A shield over a blue gradient
← Back to blog

Null safety that actually works

How Havran collapses null and undefined into one predictable model that lowers to clean JavaScript — no wrapper types, no runtime cost.

Most "null safety" in JavaScript land is a library or a linter rule. In Havran it's part of the type system, and it compiles away to nothing.

One nullable model

A nullable type is written with ? . It lowers to a | undefined union — no boxing, no wrapper class:

HavranTypeScript
val x: String? const x: string | undefined
x?.y x?.y
x!!.y x!.y
x ?: "other" x ?? "other"

Havran uses null in source but emits undefined by default, so it lines up with how the JavaScript ecosystem actually behaves. When you genuinely need a literal null for an external API, opt in with @JsNull null .

• [WHAT TO WORK ON]
1) Decide whether each statement below agrees with the Havran null-safety post above, answering yes or no and quoting the words from the post that decide it.
(a) A nullable type in Havran lowers to a union with undefined rather than to a wrapper class.
(b) By default, Havran emits null in its compiled output.
(c) Havran provides null safety through a linter rule.
2) Write the next part of the Havran null-safety post, picking up after its final sentence.

• [SUPPLIED MATERIAL]
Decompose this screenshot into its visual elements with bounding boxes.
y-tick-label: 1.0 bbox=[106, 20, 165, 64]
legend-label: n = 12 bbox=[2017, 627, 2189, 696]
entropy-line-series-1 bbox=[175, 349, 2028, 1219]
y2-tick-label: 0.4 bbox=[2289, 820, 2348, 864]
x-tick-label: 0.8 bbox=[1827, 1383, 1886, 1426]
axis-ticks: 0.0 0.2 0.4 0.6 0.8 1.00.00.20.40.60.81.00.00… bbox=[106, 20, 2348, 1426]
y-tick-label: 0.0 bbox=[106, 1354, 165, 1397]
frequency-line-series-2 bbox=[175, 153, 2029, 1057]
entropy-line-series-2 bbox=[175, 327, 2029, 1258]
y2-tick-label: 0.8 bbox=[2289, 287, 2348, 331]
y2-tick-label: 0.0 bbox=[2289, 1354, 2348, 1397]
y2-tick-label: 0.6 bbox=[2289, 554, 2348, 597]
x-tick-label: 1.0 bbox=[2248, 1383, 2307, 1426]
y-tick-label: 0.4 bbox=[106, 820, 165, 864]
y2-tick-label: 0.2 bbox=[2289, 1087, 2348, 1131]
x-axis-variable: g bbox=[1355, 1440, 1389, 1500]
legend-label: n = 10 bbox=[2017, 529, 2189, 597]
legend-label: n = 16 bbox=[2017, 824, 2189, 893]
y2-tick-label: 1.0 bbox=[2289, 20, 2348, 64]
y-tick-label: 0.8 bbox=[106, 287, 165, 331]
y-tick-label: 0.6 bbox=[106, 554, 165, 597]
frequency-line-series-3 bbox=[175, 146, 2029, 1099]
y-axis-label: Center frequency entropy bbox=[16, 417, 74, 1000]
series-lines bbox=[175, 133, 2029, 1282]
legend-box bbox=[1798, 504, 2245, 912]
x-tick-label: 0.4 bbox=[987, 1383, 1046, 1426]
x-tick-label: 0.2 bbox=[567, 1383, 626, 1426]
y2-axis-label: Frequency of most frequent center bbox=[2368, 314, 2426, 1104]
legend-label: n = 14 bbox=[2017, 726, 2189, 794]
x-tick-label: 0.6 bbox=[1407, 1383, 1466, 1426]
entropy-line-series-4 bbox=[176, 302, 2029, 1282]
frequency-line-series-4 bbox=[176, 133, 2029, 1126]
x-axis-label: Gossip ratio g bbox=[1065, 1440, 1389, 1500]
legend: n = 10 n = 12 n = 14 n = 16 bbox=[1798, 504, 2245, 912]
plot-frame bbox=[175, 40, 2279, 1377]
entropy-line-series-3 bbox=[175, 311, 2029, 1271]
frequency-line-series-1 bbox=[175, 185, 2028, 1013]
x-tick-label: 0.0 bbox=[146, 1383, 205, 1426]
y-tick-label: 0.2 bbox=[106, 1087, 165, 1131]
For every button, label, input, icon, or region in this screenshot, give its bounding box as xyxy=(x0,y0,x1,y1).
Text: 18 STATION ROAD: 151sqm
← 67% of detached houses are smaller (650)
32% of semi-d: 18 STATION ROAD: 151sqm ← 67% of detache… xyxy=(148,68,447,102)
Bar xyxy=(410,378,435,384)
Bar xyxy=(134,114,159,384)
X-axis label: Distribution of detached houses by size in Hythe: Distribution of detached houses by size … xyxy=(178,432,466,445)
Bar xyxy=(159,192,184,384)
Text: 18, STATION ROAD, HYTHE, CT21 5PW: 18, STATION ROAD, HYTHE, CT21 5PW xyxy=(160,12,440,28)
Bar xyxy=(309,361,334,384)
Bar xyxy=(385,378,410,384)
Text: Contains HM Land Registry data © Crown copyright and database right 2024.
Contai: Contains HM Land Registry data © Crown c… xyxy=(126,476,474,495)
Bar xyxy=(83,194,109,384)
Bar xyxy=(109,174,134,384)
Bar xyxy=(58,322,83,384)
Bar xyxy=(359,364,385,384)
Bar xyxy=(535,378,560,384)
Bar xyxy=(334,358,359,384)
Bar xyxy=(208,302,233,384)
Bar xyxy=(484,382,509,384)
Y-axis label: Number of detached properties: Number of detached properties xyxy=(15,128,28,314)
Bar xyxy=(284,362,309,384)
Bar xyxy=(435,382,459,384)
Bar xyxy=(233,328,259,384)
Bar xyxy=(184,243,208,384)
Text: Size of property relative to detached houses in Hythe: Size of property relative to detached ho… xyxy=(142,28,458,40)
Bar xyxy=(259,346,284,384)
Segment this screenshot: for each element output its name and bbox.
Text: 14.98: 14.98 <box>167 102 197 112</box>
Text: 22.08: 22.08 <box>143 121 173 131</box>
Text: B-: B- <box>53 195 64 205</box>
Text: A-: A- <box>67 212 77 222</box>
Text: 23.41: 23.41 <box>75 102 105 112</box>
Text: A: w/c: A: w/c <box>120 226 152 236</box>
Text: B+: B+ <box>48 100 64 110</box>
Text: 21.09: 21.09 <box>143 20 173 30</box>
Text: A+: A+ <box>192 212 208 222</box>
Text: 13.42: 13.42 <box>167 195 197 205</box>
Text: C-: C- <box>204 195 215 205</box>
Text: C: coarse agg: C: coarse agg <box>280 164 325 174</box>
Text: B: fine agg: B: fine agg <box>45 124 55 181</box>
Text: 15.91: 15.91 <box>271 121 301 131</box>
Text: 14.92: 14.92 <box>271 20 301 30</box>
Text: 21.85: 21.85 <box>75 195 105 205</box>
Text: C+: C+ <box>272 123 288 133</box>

• [RESULTS IN ORDER]
1)
(a) Yes: "It lowers to a | undefined union — no boxing, no wrapper class"
(b) No: "Havran uses null in source but emits undefined by default"
(c) No: "In Havran it's part of the type system, and it compiles away to nothing."

2)
The compiler does the work

Because nullability is tracked at compile time, member access on a possibly-null value is a compile error unless you handle it:

Havran
fun initials(name: String?): String {
  // name.first()  // compile error: name may be null
  return name?.first()?.uppercase() ?: "?"
}
TypeScript
function initials(name: string | undefined): string {
  return name?.[0]?.toUpperCase() ?? "?"
}

A few rules worth knowing:

  1. != null checks for both JS null and undefined .
  2. ?: is the Elvis operator — a fallback when the left side is null.
  3. !! asserts non-null and lowers to TypeScript's ! .
Null safety should be invisible at runtime and unavoidable at compile time.

That's the whole trick — and it costs you zero kilobytes.